[Data records]
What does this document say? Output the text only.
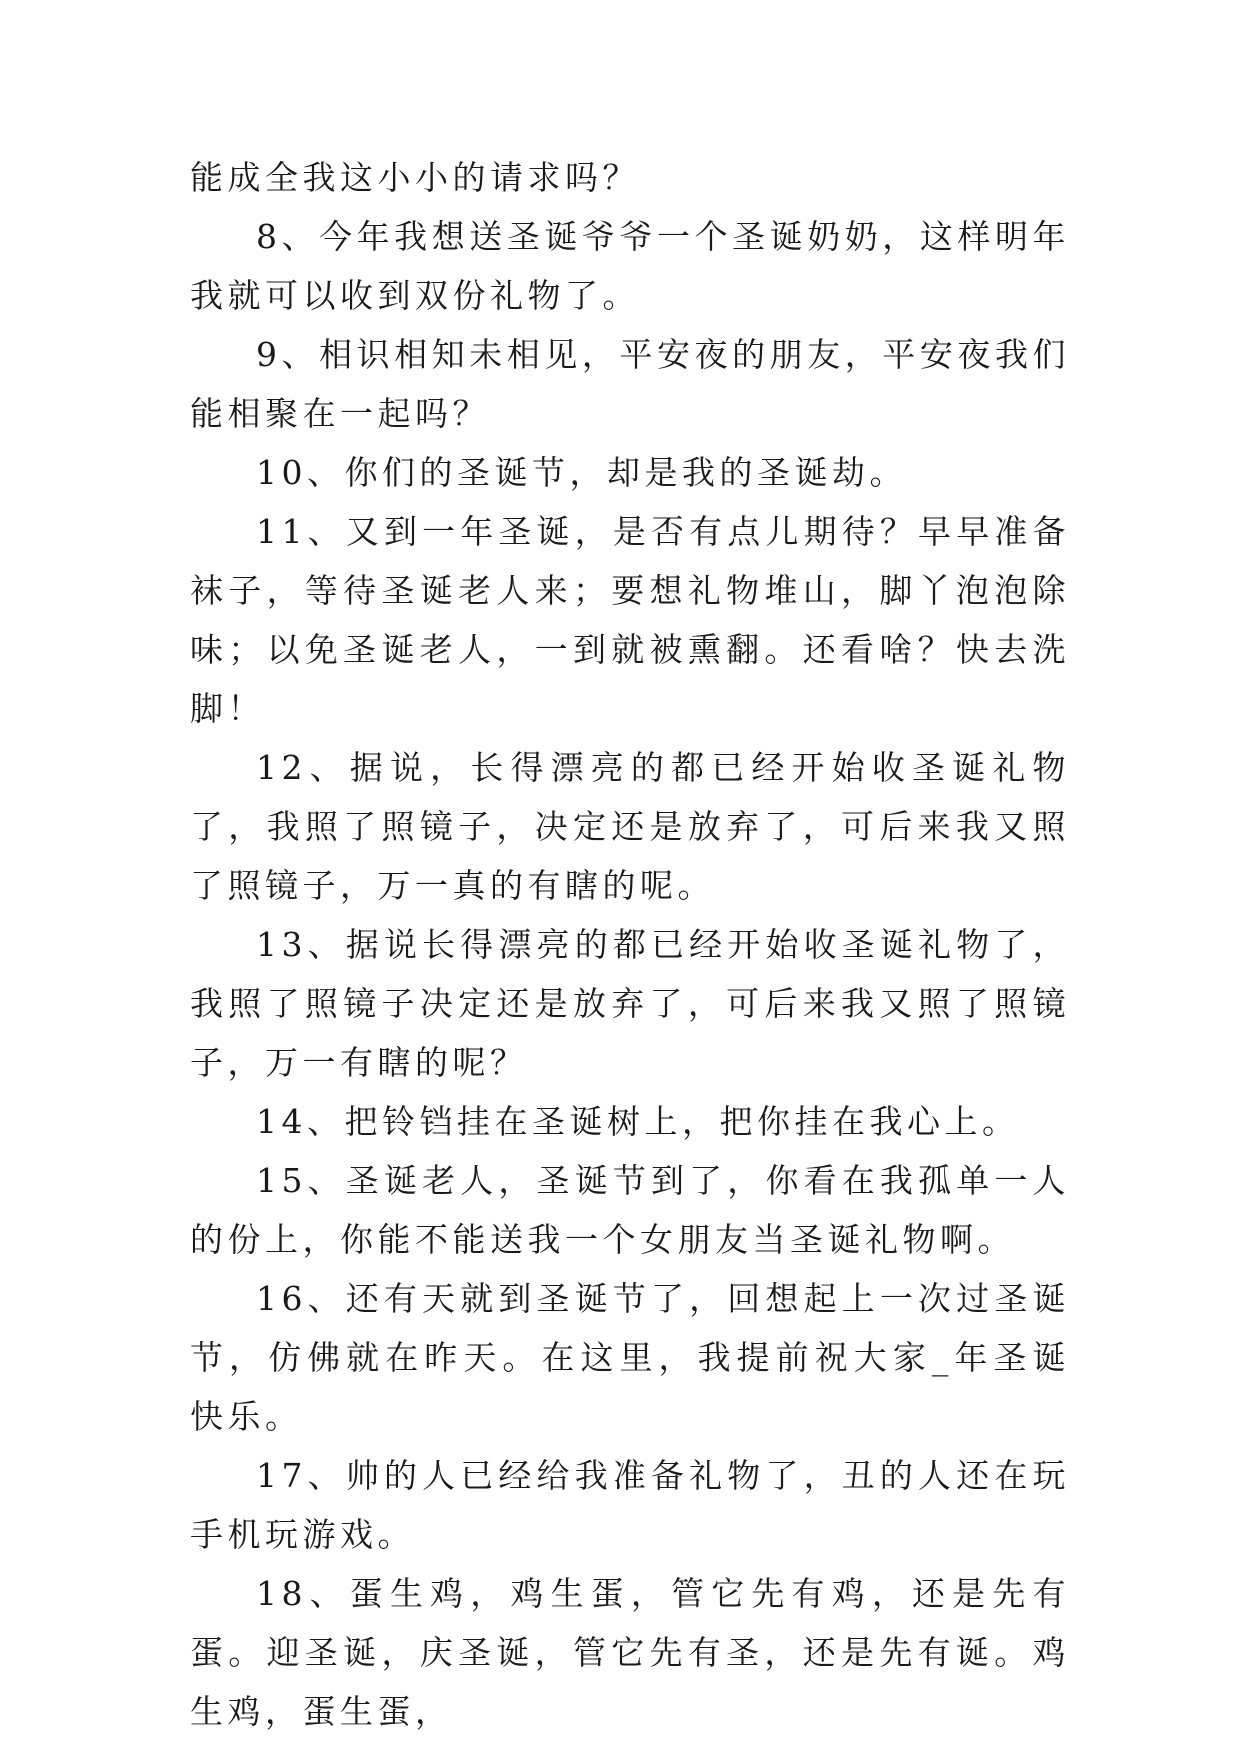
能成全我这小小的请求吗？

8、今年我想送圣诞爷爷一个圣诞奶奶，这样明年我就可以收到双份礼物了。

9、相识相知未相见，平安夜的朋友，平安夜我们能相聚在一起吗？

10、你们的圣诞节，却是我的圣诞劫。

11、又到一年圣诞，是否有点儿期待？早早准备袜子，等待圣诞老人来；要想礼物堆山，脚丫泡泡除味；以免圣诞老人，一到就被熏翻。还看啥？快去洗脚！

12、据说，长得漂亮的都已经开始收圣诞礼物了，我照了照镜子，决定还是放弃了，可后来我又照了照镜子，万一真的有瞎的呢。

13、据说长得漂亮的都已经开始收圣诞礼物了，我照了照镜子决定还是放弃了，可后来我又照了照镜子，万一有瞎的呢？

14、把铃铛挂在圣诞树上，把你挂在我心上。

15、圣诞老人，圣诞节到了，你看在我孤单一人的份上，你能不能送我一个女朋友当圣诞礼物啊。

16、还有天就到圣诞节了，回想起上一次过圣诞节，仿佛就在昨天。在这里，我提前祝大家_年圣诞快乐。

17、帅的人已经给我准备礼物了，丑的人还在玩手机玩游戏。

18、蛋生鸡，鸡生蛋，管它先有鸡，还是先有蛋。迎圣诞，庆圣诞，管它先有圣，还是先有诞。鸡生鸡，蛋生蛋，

...

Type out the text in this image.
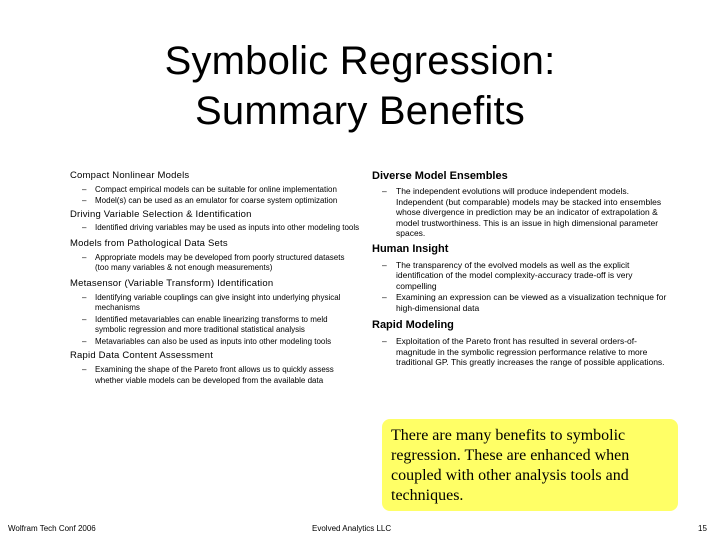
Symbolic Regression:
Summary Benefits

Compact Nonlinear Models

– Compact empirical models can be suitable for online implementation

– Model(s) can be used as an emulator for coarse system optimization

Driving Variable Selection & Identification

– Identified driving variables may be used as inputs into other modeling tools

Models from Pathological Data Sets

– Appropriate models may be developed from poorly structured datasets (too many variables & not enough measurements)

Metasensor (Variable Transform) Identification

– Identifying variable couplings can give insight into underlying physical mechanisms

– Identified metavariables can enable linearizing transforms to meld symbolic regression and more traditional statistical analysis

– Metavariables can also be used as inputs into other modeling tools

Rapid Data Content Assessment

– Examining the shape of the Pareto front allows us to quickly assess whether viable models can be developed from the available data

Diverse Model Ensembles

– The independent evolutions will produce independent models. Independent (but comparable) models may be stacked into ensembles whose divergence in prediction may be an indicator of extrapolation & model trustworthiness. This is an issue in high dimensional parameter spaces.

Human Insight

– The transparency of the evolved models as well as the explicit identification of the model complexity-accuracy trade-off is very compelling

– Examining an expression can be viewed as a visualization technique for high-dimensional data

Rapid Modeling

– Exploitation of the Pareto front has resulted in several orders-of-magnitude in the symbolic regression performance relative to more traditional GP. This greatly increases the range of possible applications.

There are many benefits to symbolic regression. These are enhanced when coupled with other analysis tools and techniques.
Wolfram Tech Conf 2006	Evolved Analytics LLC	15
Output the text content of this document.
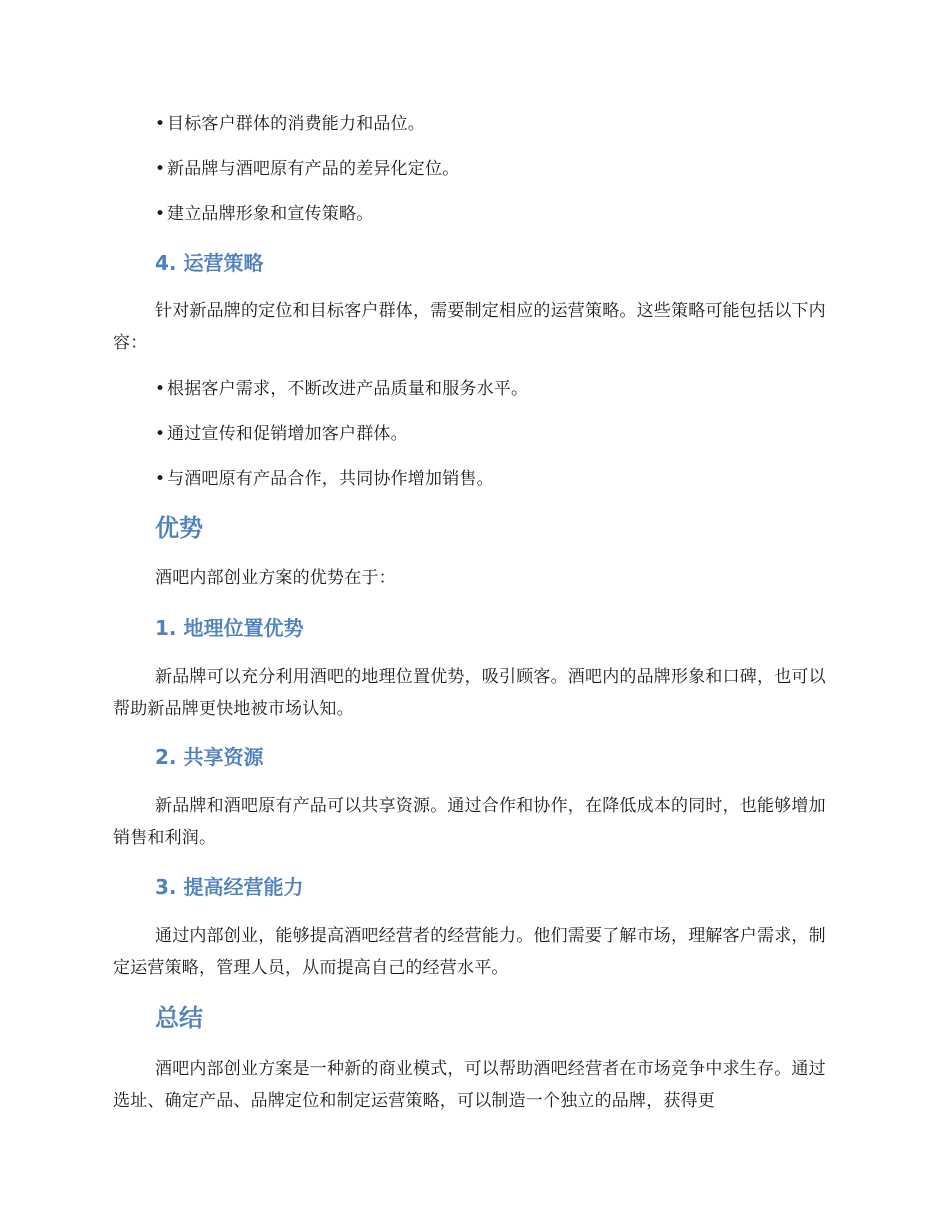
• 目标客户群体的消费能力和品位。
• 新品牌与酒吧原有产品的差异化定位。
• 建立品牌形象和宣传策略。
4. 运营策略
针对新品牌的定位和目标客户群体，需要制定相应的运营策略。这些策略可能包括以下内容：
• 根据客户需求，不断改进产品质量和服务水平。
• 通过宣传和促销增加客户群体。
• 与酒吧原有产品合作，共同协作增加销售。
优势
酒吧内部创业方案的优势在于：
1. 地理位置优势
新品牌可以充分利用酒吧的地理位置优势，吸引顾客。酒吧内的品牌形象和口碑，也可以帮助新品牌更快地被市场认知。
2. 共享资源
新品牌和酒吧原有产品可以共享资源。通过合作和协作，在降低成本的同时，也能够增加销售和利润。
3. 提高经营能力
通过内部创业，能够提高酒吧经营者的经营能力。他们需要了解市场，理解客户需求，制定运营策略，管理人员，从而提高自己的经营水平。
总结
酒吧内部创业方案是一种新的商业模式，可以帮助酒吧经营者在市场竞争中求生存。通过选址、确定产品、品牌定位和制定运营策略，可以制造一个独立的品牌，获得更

▸ **Aim of the exercise**
Calculate how many lines of the material include the string "used", and state that number by itself.

▸ **Result for this task**
3